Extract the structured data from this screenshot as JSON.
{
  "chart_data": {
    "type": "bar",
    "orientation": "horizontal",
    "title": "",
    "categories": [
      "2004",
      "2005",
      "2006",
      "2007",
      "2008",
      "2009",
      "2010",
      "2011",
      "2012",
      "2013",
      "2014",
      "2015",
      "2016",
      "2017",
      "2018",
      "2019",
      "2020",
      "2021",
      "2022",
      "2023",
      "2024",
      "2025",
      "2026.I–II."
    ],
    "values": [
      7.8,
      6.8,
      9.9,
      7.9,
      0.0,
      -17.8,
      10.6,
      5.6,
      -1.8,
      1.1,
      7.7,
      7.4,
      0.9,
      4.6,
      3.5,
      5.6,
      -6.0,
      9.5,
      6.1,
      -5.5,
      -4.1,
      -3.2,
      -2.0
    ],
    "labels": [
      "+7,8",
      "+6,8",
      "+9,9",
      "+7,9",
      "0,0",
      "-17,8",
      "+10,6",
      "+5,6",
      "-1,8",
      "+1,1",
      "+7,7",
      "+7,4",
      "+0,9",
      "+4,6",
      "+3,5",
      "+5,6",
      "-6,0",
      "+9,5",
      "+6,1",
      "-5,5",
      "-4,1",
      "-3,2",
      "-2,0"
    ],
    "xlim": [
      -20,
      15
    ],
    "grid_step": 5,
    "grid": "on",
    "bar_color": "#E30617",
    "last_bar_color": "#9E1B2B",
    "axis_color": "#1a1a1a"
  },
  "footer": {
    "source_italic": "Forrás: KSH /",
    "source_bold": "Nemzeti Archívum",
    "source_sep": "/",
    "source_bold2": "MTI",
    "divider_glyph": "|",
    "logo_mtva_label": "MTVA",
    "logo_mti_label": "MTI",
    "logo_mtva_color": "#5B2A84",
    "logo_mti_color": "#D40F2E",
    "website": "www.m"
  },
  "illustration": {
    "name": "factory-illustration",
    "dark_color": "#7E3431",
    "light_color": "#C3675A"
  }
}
※ ※ ※
Given request:
Every entry needs to be retyped exactly.

Full output:
Extract the structured data from this screenshot as JSON.
{
  "chart_data": {
    "type": "bar",
    "orientation": "horizontal",
    "title": "",
    "categories": [
      "2004",
      "2005",
      "2006",
      "2007",
      "2008",
      "2009",
      "2010",
      "2011",
      "2012",
      "2013",
      "2014",
      "2015",
      "2016",
      "2017",
      "2018",
      "2019",
      "2020",
      "2021",
      "2022",
      "2023",
      "2024",
      "2025",
      "2026.I–II."
    ],
    "values": [
      7.8,
      6.8,
      9.9,
      7.9,
      0.0,
      -17.8,
      10.6,
      5.6,
      -1.8,
      1.1,
      7.7,
      7.4,
      0.9,
      4.6,
      3.5,
      5.6,
      -6.0,
      9.5,
      6.1,
      -5.5,
      -4.1,
      -3.2,
      -2.0
    ],
    "labels": [
      "+7,8",
      "+6,8",
      "+9,9",
      "+7,9",
      "0,0",
      "-17,8",
      "+10,6",
      "+5,6",
      "-1,8",
      "+1,1",
      "+7,7",
      "+7,4",
      "+0,9",
      "+4,6",
      "+3,5",
      "+5,6",
      "-6,0",
      "+9,5",
      "+6,1",
      "-5,5",
      "-4,1",
      "-3,2",
      "-2,0"
    ],
    "xlim": [
      -20,
      15
    ],
    "grid_step": 5,
    "grid": "on",
    "bar_color": "#E30617",
    "last_bar_color": "#9E1B2B",
    "axis_color": "#1a1a1a"
  },
  "footer": {
    "source_italic": "Forrás: KSH /",
    "source_bold": "Nemzeti Archívum",
    "source_sep": "/",
    "source_bold2": "MTI",
    "divider_glyph": "|",
    "logo_mtva_label": "MTVA",
    "logo_mti_label": "MTI",
    "logo_mtva_color": "#5B2A84",
    "logo_mti_color": "#D40F2E",
    "website": "www.m"
  },
  "illustration": {
    "name": "factory-illustration",
    "dark_color": "#7E3431",
    "light_color": "#C3675A"
  }
}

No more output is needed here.